# WORKING DATA
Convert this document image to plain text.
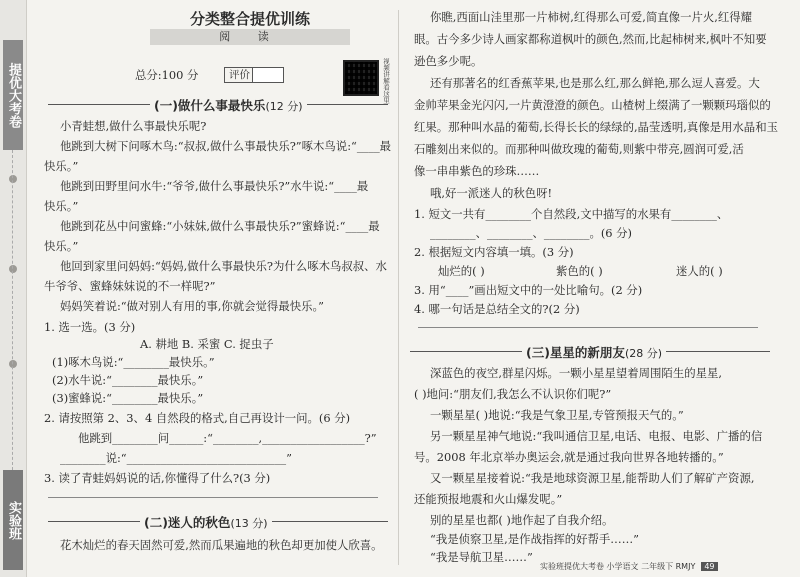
提优大考卷
实验班
分类整合提优训练
阅 读
总分:100 分	评价	视频讲解看这里
(一)做什么事最快乐(12 分)
小青蛙想,做什么事最快乐呢?
他跳到大树下问啄木鸟:“叔叔,做什么事最快乐?”啄木鸟说:“____最
快乐。”
他跳到田野里问水牛:“爷爷,做什么事最快乐?”水牛说:“____最
快乐。”
他跳到花丛中问蜜蜂:“小妹妹,做什么事最快乐?”蜜蜂说:“____最
快乐。”
他回到家里问妈妈:“妈妈,做什么事最快乐?为什么啄木鸟叔叔、水
牛爷爷、蜜蜂妹妹说的不一样呢?”
妈妈笑着说:“做对别人有用的事,你就会觉得最快乐。”
1. 选一选。(3 分)
A. 耕地 B. 采蜜 C. 捉虫子
(1)啄木鸟说:“________最快乐。”
(2)水牛说:“________最快乐。”
(3)蜜蜂说:“________最快乐。”
2. 请按照第 2、3、4 自然段的格式,自己再设计一问。(6 分)
他跳到________问______:“________,__________________?”
________说:“____________________________”
3. 读了青蛙妈妈说的话,你懂得了什么?(3 分)
(二)迷人的秋色(13 分)
花木灿烂的春天固然可爱,然而瓜果遍地的秋色却更加使人欣喜。
你瞧,西面山洼里那一片柿树,红得那么可爱,简直像一片火,红得耀
眼。古今多少诗人画家都称道枫叶的颜色,然而,比起柿树来,枫叶不知要
逊色多少呢。
还有那著名的红香蕉苹果,也是那么红,那么鲜艳,那么逗人喜爱。大
金帅苹果金光闪闪,一片黄澄澄的颜色。山楂树上缀满了一颗颗玛瑙似的
红果。那种叫水晶的葡萄,长得长长的绿绿的,晶莹透明,真像是用水晶和玉
石雕刻出来似的。而那种叫做玫瑰的葡萄,则紫中带亮,圆润可爱,活
像一串串紫色的珍珠……
哦,好一派迷人的秋色呀!
1. 短文一共有________个自然段,文中描写的水果有________、
________、________、________。(6 分)
2. 根据短文内容填一填。(3 分)
灿烂的( )	紫色的( )	迷人的( )
3. 用“____”画出短文中的一处比喻句。(2 分)
4. 哪一句话是总结全文的?(2 分)
(三)星星的新朋友(28 分)
深蓝色的夜空,群星闪烁。一颗小星星望着周围陌生的星星,
( )地问:“朋友们,我怎么不认识你们呢?”
一颗星星( )地说:“我是气象卫星,专管预报天气的。”
另一颗星星神气地说:“我叫通信卫星,电话、电报、电影、广播的信
号。2008 年北京举办奥运会,就是通过我向世界各地转播的。”
又一颗星星接着说:“我是地球资源卫星,能帮助人们了解矿产资源,
还能预报地震和火山爆发呢。”
别的星星也都( )地作起了自我介绍。
“我是侦察卫星,是作战指挥的好帮手……”
“我是导航卫星……”
实验班提优大考卷 小学语文 二年级下 RMJY 49
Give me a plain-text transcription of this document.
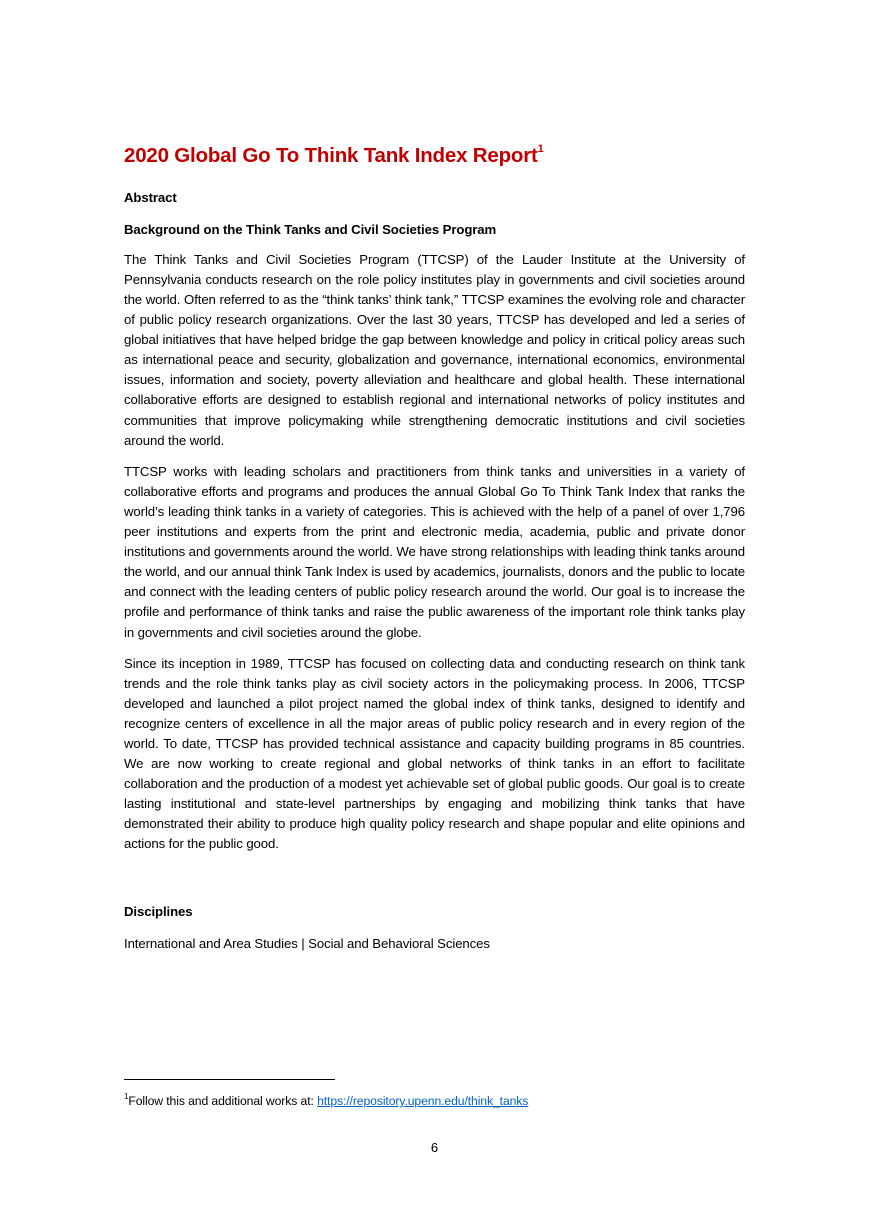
2020 Global Go To Think Tank Index Report$^1$

Abstract

Background on the Think Tanks and Civil Societies Program

The Think Tanks and Civil Societies Program (TTCSP) of the Lauder Institute at the University of Pennsylvania conducts research on the role policy institutes play in governments and civil societies around the world. Often referred to as the “think tanks’ think tank,” TTCSP examines the evolving role and character of public policy research organizations. Over the last 30 years, TTCSP has developed and led a series of global initiatives that have helped bridge the gap between knowledge and policy in critical policy areas such as international peace and security, globalization and governance, international economics, environmental issues, information and society, poverty alleviation and healthcare and global health. These international collaborative efforts are designed to establish regional and international networks of policy institutes and communities that improve policymaking while strengthening democratic institutions and civil societies around the world.

TTCSP works with leading scholars and practitioners from think tanks and universities in a variety of collaborative efforts and programs and produces the annual Global Go To Think Tank Index that ranks the world’s leading think tanks in a variety of categories. This is achieved with the help of a panel of over 1,796 peer institutions and experts from the print and electronic media, academia, public and private donor institutions and governments around the world. We have strong relationships with leading think tanks around the world, and our annual think Tank Index is used by academics, journalists, donors and the public to locate and connect with the leading centers of public policy research around the world. Our goal is to increase the profile and performance of think tanks and raise the public awareness of the important role think tanks play in governments and civil societies around the globe.

Since its inception in 1989, TTCSP has focused on collecting data and conducting research on think tank trends and the role think tanks play as civil society actors in the policymaking process. In 2006, TTCSP developed and launched a pilot project named the global index of think tanks, designed to identify and recognize centers of excellence in all the major areas of public policy research and in every region of the world. To date, TTCSP has provided technical assistance and capacity building programs in 85 countries. We are now working to create regional and global networks of think tanks in an effort to facilitate collaboration and the production of a modest yet achievable set of global public goods. Our goal is to create lasting institutional and state-level partnerships by engaging and mobilizing think tanks that have demonstrated their ability to produce high quality policy research and shape popular and elite opinions and actions for the public good.

Disciplines

International and Area Studies | Social and Behavioral Sciences

$^1$Follow this and additional works at: https://repository.upenn.edu/think_tanks
6
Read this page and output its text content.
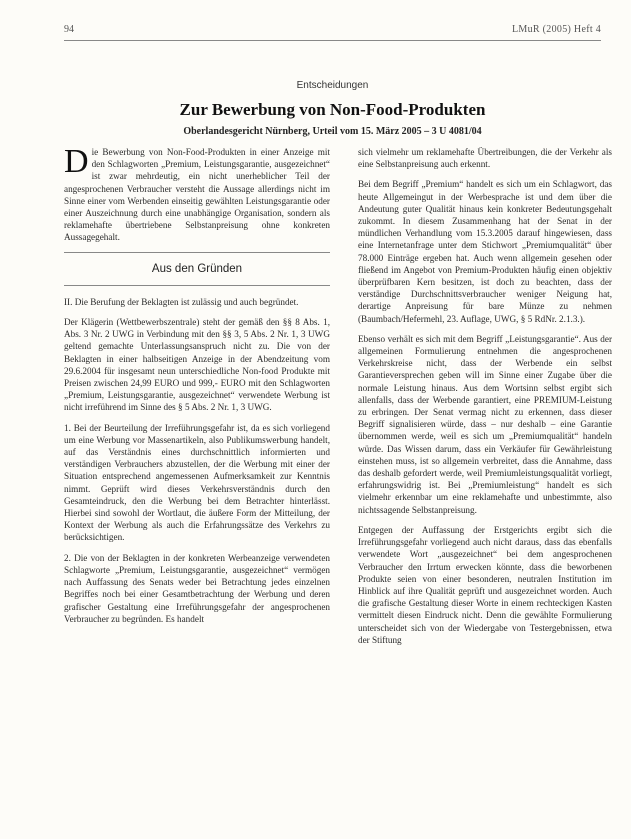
94	LMuR (2005) Heft 4
Entscheidungen
Zur Bewerbung von Non-Food-Produkten
Oberlandesgericht Nürnberg, Urteil vom 15. März 2005 – 3 U 4081/04

Die Bewerbung von Non-Food-Produkten in einer Anzeige mit den Schlagworten „Premium, Leistungsgarantie, ausgezeichnet“ ist zwar mehrdeutig, ein nicht unerheblicher Teil der angesprochenen Verbraucher versteht die Aussage allerdings nicht im Sinne einer vom Werbenden einseitig gewählten Leistungsgarantie oder einer Auszeichnung durch eine unabhängige Organisation, sondern als reklamehafte übertriebene Selbstanpreisung ohne konkreten Aussagegehalt.

Aus den Gründen

II. Die Berufung der Beklagten ist zulässig und auch begründet.

Der Klägerin (Wettbewerbszentrale) steht der gemäß den §§ 8 Abs. 1, Abs. 3 Nr. 2 UWG in Verbindung mit den §§ 3, 5 Abs. 2 Nr. 1, 3 UWG geltend gemachte Unterlassungsanspruch nicht zu. Die von der Beklagten in einer halbseitigen Anzeige in der Abendzeitung vom 29.6.2004 für insgesamt neun unterschiedliche Non-food Produkte mit Preisen zwischen 24,99 EURO und 999,- EURO mit den Schlagworten „Premium, Leistungsgarantie, ausgezeichnet“ verwendete Werbung ist nicht irreführend im Sinne des § 5 Abs. 2 Nr. 1, 3 UWG.

1. Bei der Beurteilung der Irreführungsgefahr ist, da es sich vorliegend um eine Werbung vor Massenartikeln, also Publikumswerbung handelt, auf das Verständnis eines durchschnittlich informierten und verständigen Verbrauchers abzustellen, der die Werbung mit einer der Situation entsprechend angemessenen Aufmerksamkeit zur Kenntnis nimmt. Geprüft wird dieses Verkehrsverständnis durch den Gesamteindruck, den die Werbung bei dem Betrachter hinterlässt. Hierbei sind sowohl der Wortlaut, die äußere Form der Mitteilung, der Kontext der Werbung als auch die Erfahrungssätze des Verkehrs zu berücksichtigen.

2. Die von der Beklagten in der konkreten Werbeanzeige verwendeten Schlagworte „Premium, Leistungsgarantie, ausgezeichnet“ vermögen nach Auffassung des Senats weder bei Betrachtung jedes einzelnen Begriffes noch bei einer Gesamtbetrachtung der Werbung und deren grafischer Gestaltung eine Irreführungsgefahr der angesprochenen Verbraucher zu begründen. Es handelt

sich vielmehr um reklamehafte Übertreibungen, die der Verkehr als eine Selbstanpreisung auch erkennt.

Bei dem Begriff „Premium“ handelt es sich um ein Schlagwort, das heute Allgemeingut in der Werbesprache ist und dem über die Andeutung guter Qualität hinaus kein konkreter Bedeutungsgehalt zukommt. In diesem Zusammenhang hat der Senat in der mündlichen Verhandlung vom 15.3.2005 darauf hingewiesen, dass eine Internetanfrage unter dem Stichwort „Premiumqualität“ über 78.000 Einträge ergeben hat. Auch wenn allgemein gesehen oder fließend im Angebot von Premium-Produkten häufig einen objektiv überprüfbaren Kern besitzen, ist doch zu beachten, dass der verständige Durchschnittsverbraucher weniger Neigung hat, derartige Anpreisung für bare Münze zu nehmen (Baumbach/Hefermehl, 23. Auflage, UWG, § 5 RdNr. 2.1.3.).

Ebenso verhält es sich mit dem Begriff „Leistungsgarantie“. Aus der allgemeinen Formulierung entnehmen die angesprochenen Verkehrskreise nicht, dass der Werbende ein selbst Garantieversprechen geben will im Sinne einer Zugabe über die normale Leistung hinaus. Aus dem Wortsinn selbst ergibt sich allenfalls, dass der Werbende garantiert, eine PREMIUM-Leistung zu erbringen. Der Senat vermag nicht zu erkennen, dass dieser Begriff signalisieren würde, dass – nur deshalb – eine Garantie übernommen werde, weil es sich um „Premiumqualität“ handeln würde. Das Wissen darum, dass ein Verkäufer für Gewährleistung einstehen muss, ist so allgemein verbreitet, dass die Annahme, dass das deshalb gefordert werde, weil Premiumleistungsqualität vorliegt, erfahrungswidrig ist. Bei „Premiumleistung“ handelt es sich vielmehr erkennbar um eine reklamehafte und unbestimmte, also nichtssagende Selbstanpreisung.

Entgegen der Auffassung der Erstgerichts ergibt sich die Irreführungsgefahr vorliegend auch nicht daraus, dass das ebenfalls verwendete Wort „ausgezeichnet“ bei dem angesprochenen Verbraucher den Irrtum erwecken könnte, dass die beworbenen Produkte seien von einer besonderen, neutralen Institution im Hinblick auf ihre Qualität geprüft und ausgezeichnet worden. Auch die grafische Gestaltung dieser Worte in einem rechteckigen Kasten vermittelt diesen Eindruck nicht. Denn die gewählte Formulierung unterscheidet sich von der Wiedergabe von Testergebnissen, etwa der Stiftung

# WHAT IS EXPECTED
Report all lines of the data that include the word "plain".

# SOLVED EXERCISE
Convert this document image to plain text.
Give me a plain-text transcription of this document.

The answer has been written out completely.